* _WHAT YOU WILL DO_
Report every line below that holds the word "Services".

* _DATASET RECORDS_
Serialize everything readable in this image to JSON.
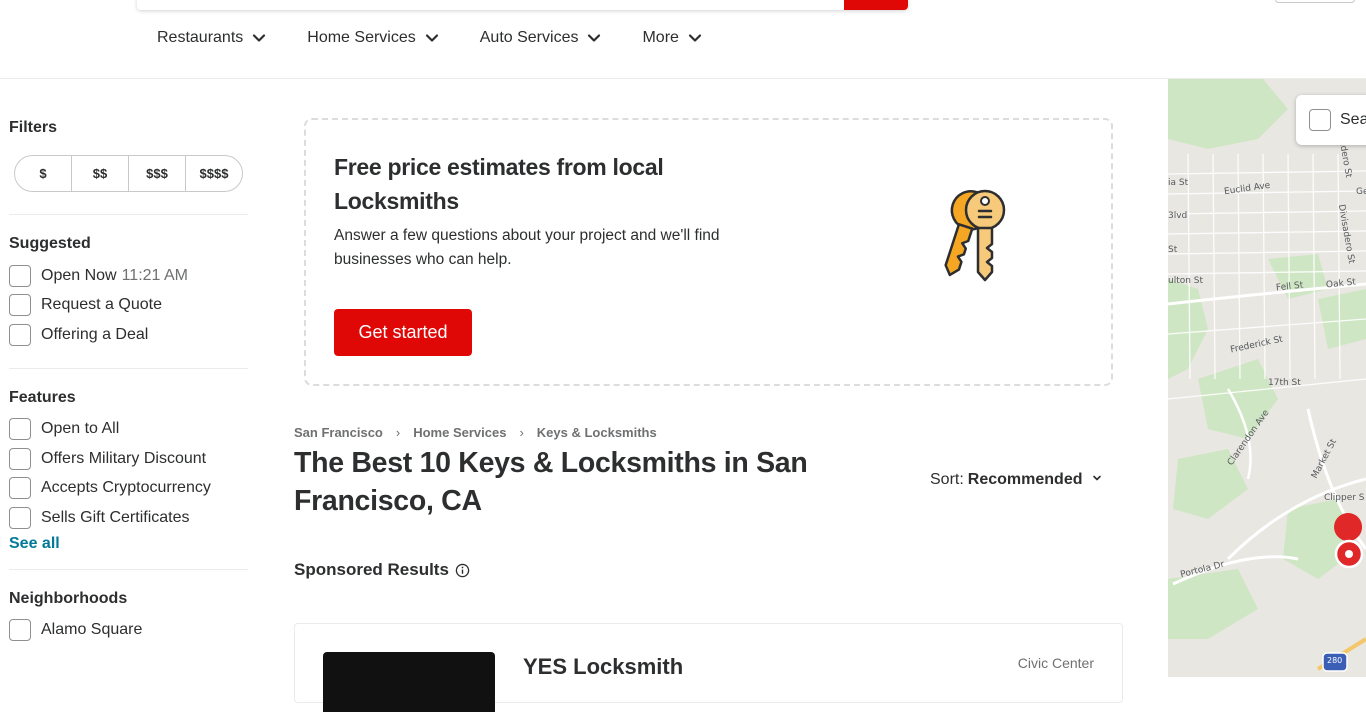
{
  "nav": {
    "categories": [
      {
        "label": "Restaurants"
      },
      {
        "label": "Home Services"
      },
      {
        "label": "Auto Services"
      },
      {
        "label": "More"
      }
    ]
  },
  "sidebar": {
    "filters_title": "Filters",
    "price_options": [
      "$",
      "$$",
      "$$$",
      "$$$$"
    ],
    "suggested": {
      "title": "Suggested",
      "items": [
        {
          "label": "Open Now",
          "sub": "11:21 AM"
        },
        {
          "label": "Request a Quote"
        },
        {
          "label": "Offering a Deal"
        }
      ]
    },
    "features": {
      "title": "Features",
      "items": [
        {
          "label": "Open to All"
        },
        {
          "label": "Offers Military Discount"
        },
        {
          "label": "Accepts Cryptocurrency"
        },
        {
          "label": "Sells Gift Certificates"
        }
      ],
      "see_all": "See all"
    },
    "neighborhoods": {
      "title": "Neighborhoods",
      "items": [
        {
          "label": "Alamo Square"
        }
      ]
    }
  },
  "promo": {
    "title": "Free price estimates from local Locksmiths",
    "text": "Answer a few questions about your project and we'll find businesses who can help.",
    "button": "Get started",
    "icon": "keys-illustration"
  },
  "breadcrumb": [
    "San Francisco",
    "Home Services",
    "Keys & Locksmiths"
  ],
  "page_title": "The Best 10 Keys & Locksmiths in San Francisco, CA",
  "sort": {
    "label": "Sort:",
    "value": "Recommended"
  },
  "sponsored_label": "Sponsored Results",
  "results": [
    {
      "name": "YES Locksmith",
      "neighborhood": "Civic Center"
    }
  ],
  "map": {
    "search_label": "Sea",
    "street_labels": [
      "ia St",
      "Euclid Ave",
      "adero St",
      "Ge",
      "Divisadero St",
      "3lvd",
      "St",
      "ulton St",
      "Fell St",
      "Oak St",
      "Frederick St",
      "17th St",
      "Clarendon Ave",
      "Market St",
      "Clipper S",
      "Portola Dr",
      "280"
    ]
  },
  "colors": {
    "brand_red": "#e00707",
    "link_teal": "#027a97",
    "text": "#2d2e2f",
    "muted": "#6e7072"
  }
}
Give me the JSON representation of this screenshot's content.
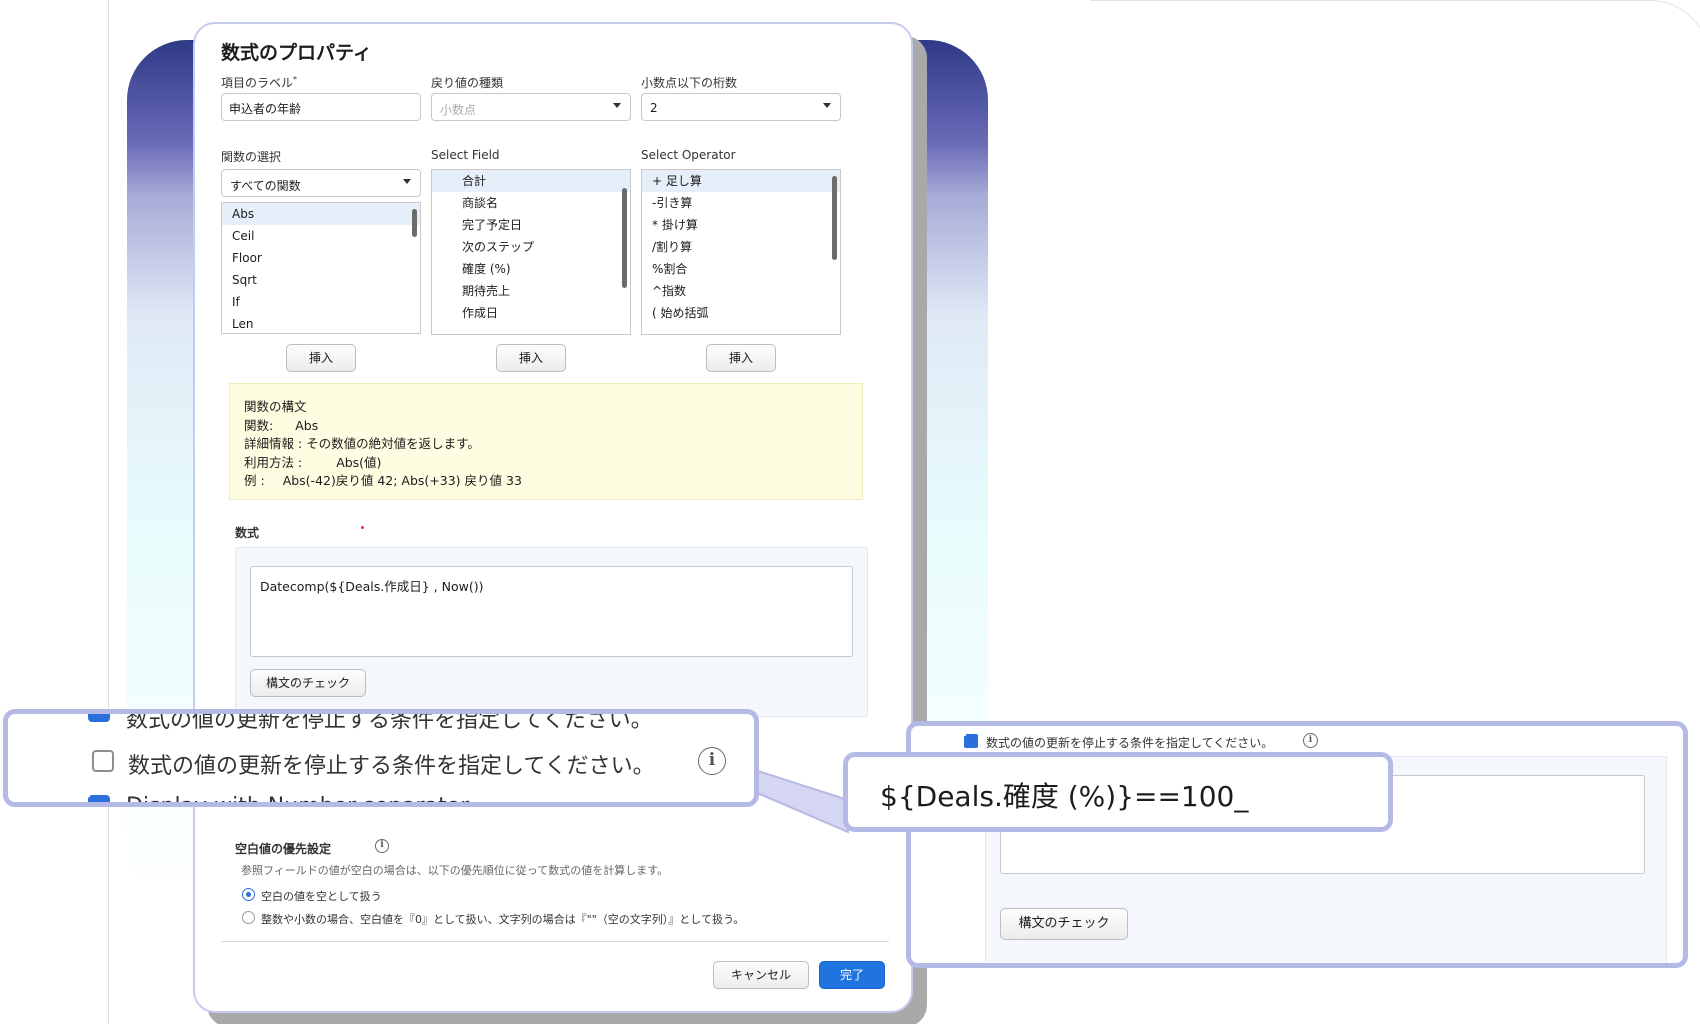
{
  "dialog": {
    "title": "数式のプロパティ",
    "field_label": {
      "label": "項目のラベル",
      "required_mark": "*",
      "value": "申込者の年齢"
    },
    "return_type": {
      "label": "戻り値の種類",
      "placeholder": "小数点"
    },
    "decimal_places": {
      "label": "小数点以下の桁数",
      "value": "2"
    },
    "function_select": {
      "label": "関数の選択",
      "value": "すべての関数",
      "items": [
        "Abs",
        "Ceil",
        "Floor",
        "Sqrt",
        "If",
        "Len"
      ]
    },
    "field_select": {
      "label": "Select Field",
      "items": [
        "合計",
        "商談名",
        "完了予定日",
        "次のステップ",
        "確度 (%)",
        "期待売上",
        "作成日"
      ]
    },
    "operator_select": {
      "label": "Select Operator",
      "items": [
        "+ 足し算",
        "-引き算",
        "* 掛け算",
        "/割り算",
        "%割合",
        "^指数",
        "( 始め括弧"
      ]
    },
    "insert_label": "挿入",
    "syntax": {
      "heading": "関数の構文",
      "function_label": "関数:",
      "function_value": "Abs",
      "detail_label": "詳細情報 :",
      "detail_value": "その数値の絶対値を返します。",
      "usage_label": "利用方法 :",
      "usage_value": "Abs(値)",
      "example_label": "例 :",
      "example_value": "Abs(-42)戻り値 42; Abs(+33) 戻り値 33"
    },
    "formula": {
      "label": "数式",
      "value": "Datecomp(${Deals.作成日} , Now())",
      "check_label": "構文のチェック"
    },
    "blank": {
      "label": "空白値の優先設定",
      "description": "参照フィールドの値が空白の場合は、以下の優先順位に従って数式の値を計算します。",
      "option1": "空白の値を空として扱う",
      "option2": "整数や小数の場合、空白値を『0』として扱い、文字列の場合は『\"\"（空の文字列）』として扱う。"
    },
    "cancel_label": "キャンセル",
    "done_label": "完了"
  },
  "zoom_left": {
    "partial_top": "数式の値の更新を停止する条件を指定してください。",
    "stop_label": "数式の値の更新を停止する条件を指定してください。",
    "partial_bottom": "Display with Number separator"
  },
  "zoom_right": {
    "stop_label": "数式の値の更新を停止する条件を指定してください。",
    "check_label": "構文のチェック"
  },
  "expression_callout": {
    "value": "${Deals.確度 (%)}==100_"
  },
  "colors": {
    "accent": "#1f74e0",
    "callout_border": "#b5b9e6",
    "syntax_bg": "#fffde1"
  }
}
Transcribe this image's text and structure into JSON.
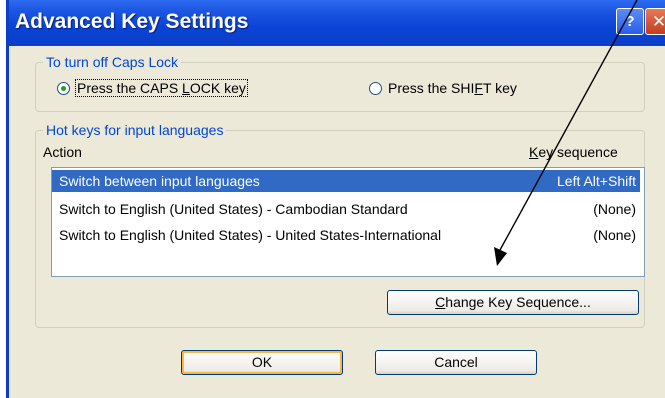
{
  "window": {
    "title": "Advanced Key Settings",
    "help_glyph": "?",
    "close_glyph": "✕"
  },
  "caps_group": {
    "legend": "To turn off Caps Lock",
    "option1": {
      "pre": "Press the CAPS ",
      "u": "L",
      "post": "OCK key",
      "checked": true
    },
    "option2": {
      "pre": "Press the SHI",
      "u": "F",
      "post": "T key",
      "checked": false
    }
  },
  "hotkeys_group": {
    "legend": "Hot keys for input languages",
    "col_action": "Action",
    "col_key": {
      "u": "K",
      "rest": "ey sequence"
    },
    "rows": [
      {
        "action": "Switch between input languages",
        "key": "Left Alt+Shift",
        "selected": true
      },
      {
        "action": "Switch to English (United States) - Cambodian Standard",
        "key": "(None)",
        "selected": false
      },
      {
        "action": "Switch to English (United States) - United States-International",
        "key": "(None)",
        "selected": false
      }
    ],
    "change_btn": {
      "u": "C",
      "rest": "hange Key Sequence..."
    }
  },
  "buttons": {
    "ok": "OK",
    "cancel": "Cancel"
  },
  "colors": {
    "title_bar": "#0a43d6",
    "selection": "#316ac5",
    "legend_text": "#0046d5"
  }
}
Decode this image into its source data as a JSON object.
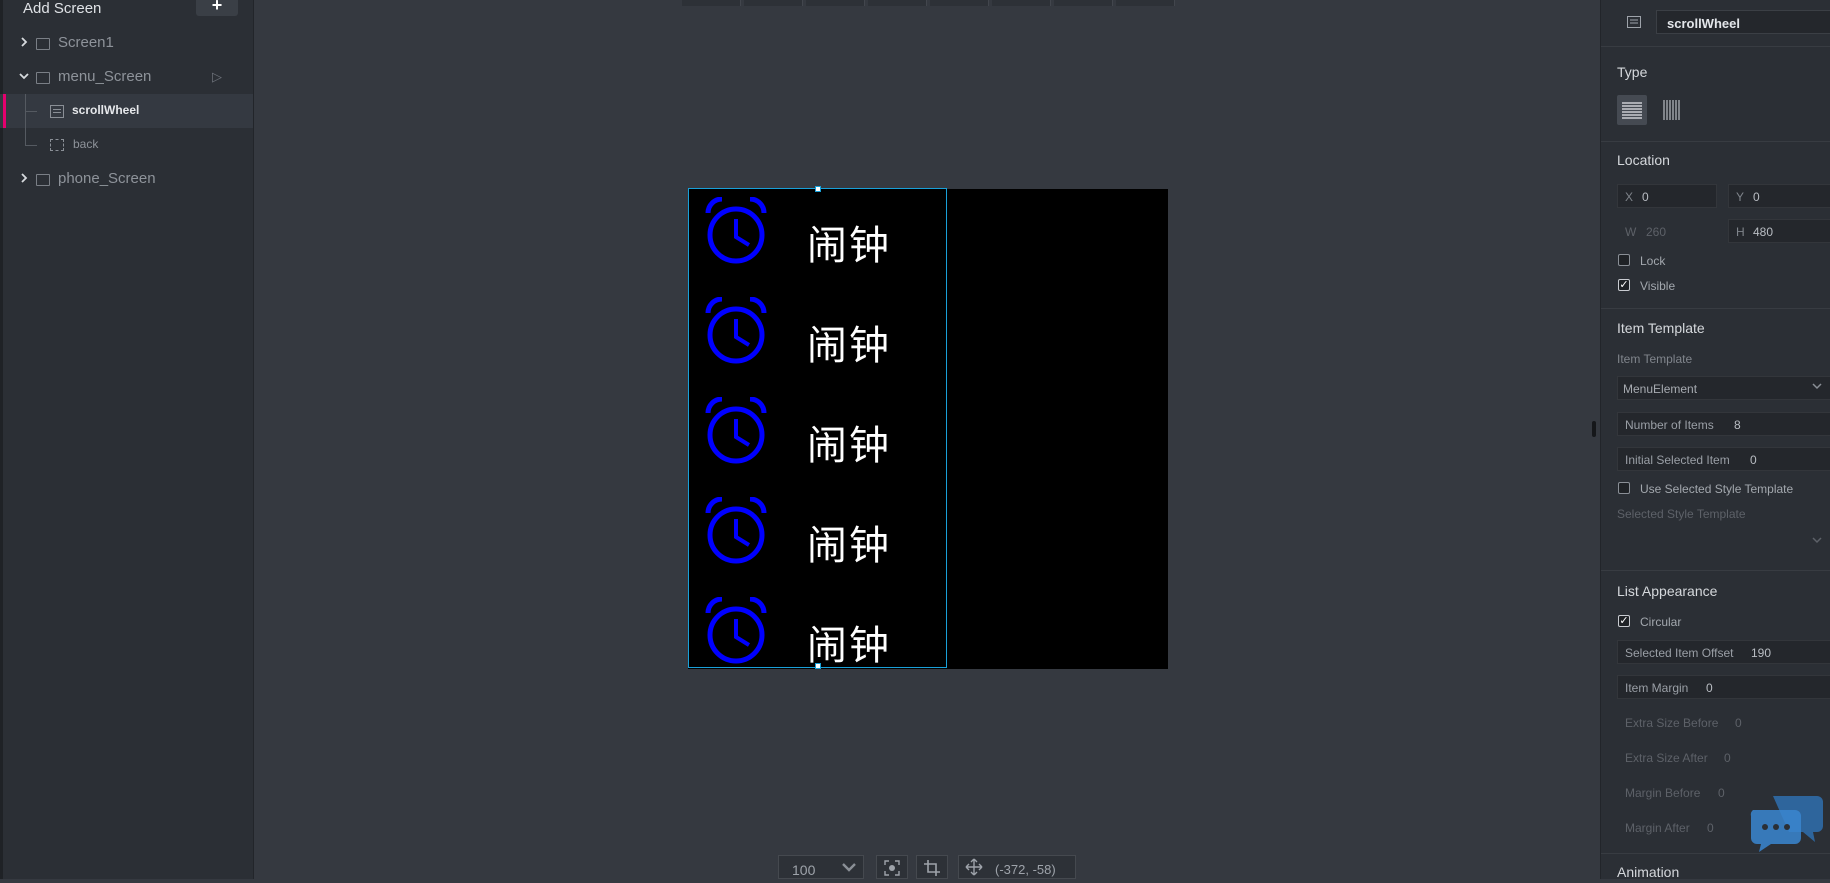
{
  "left_panel": {
    "add_screen_label": "Add Screen",
    "add_button": "+",
    "tree": {
      "screen1": "Screen1",
      "menu_screen": "menu_Screen",
      "scrollwheel": "scrollWheel",
      "back": "back",
      "phone_screen": "phone_Screen"
    }
  },
  "canvas": {
    "menu_items": [
      {
        "label": "闹钟",
        "icon": "alarm-clock-icon"
      },
      {
        "label": "闹钟",
        "icon": "alarm-clock-icon"
      },
      {
        "label": "闹钟",
        "icon": "alarm-clock-icon"
      },
      {
        "label": "闹钟",
        "icon": "alarm-clock-icon"
      },
      {
        "label": "闹钟",
        "icon": "alarm-clock-icon"
      }
    ],
    "icon_color": "#0000ff",
    "selection_color": "#19a0d8"
  },
  "bottom_bar": {
    "zoom": "100",
    "coords": "(-372, -58)"
  },
  "properties": {
    "widget_name": "scrollWheel",
    "type": {
      "title": "Type"
    },
    "location": {
      "title": "Location",
      "x_label": "X",
      "x_value": "0",
      "y_label": "Y",
      "y_value": "0",
      "w_label": "W",
      "w_value": "260",
      "h_label": "H",
      "h_value": "480",
      "lock_label": "Lock",
      "visible_label": "Visible"
    },
    "item_template": {
      "title": "Item Template",
      "sub_label": "Item Template",
      "selected": "MenuElement",
      "num_items_label": "Number of Items",
      "num_items_value": "8",
      "initial_label": "Initial Selected Item",
      "initial_value": "0",
      "use_selected_label": "Use Selected Style Template",
      "selected_style_label": "Selected Style Template"
    },
    "list_appearance": {
      "title": "List Appearance",
      "circular_label": "Circular",
      "offset_label": "Selected Item Offset",
      "offset_value": "190",
      "margin_label": "Item Margin",
      "margin_value": "0",
      "extra_before_label": "Extra Size Before",
      "extra_before_value": "0",
      "extra_after_label": "Extra Size After",
      "extra_after_value": "0",
      "margin_before_label": "Margin Before",
      "margin_before_value": "0",
      "margin_after_label": "Margin After",
      "margin_after_value": "0"
    },
    "animation": {
      "title": "Animation"
    }
  }
}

* _ANSWER TO THIS TASK_
        "label": "Home Services"
        "label": "Auto Services"
    "Home Services",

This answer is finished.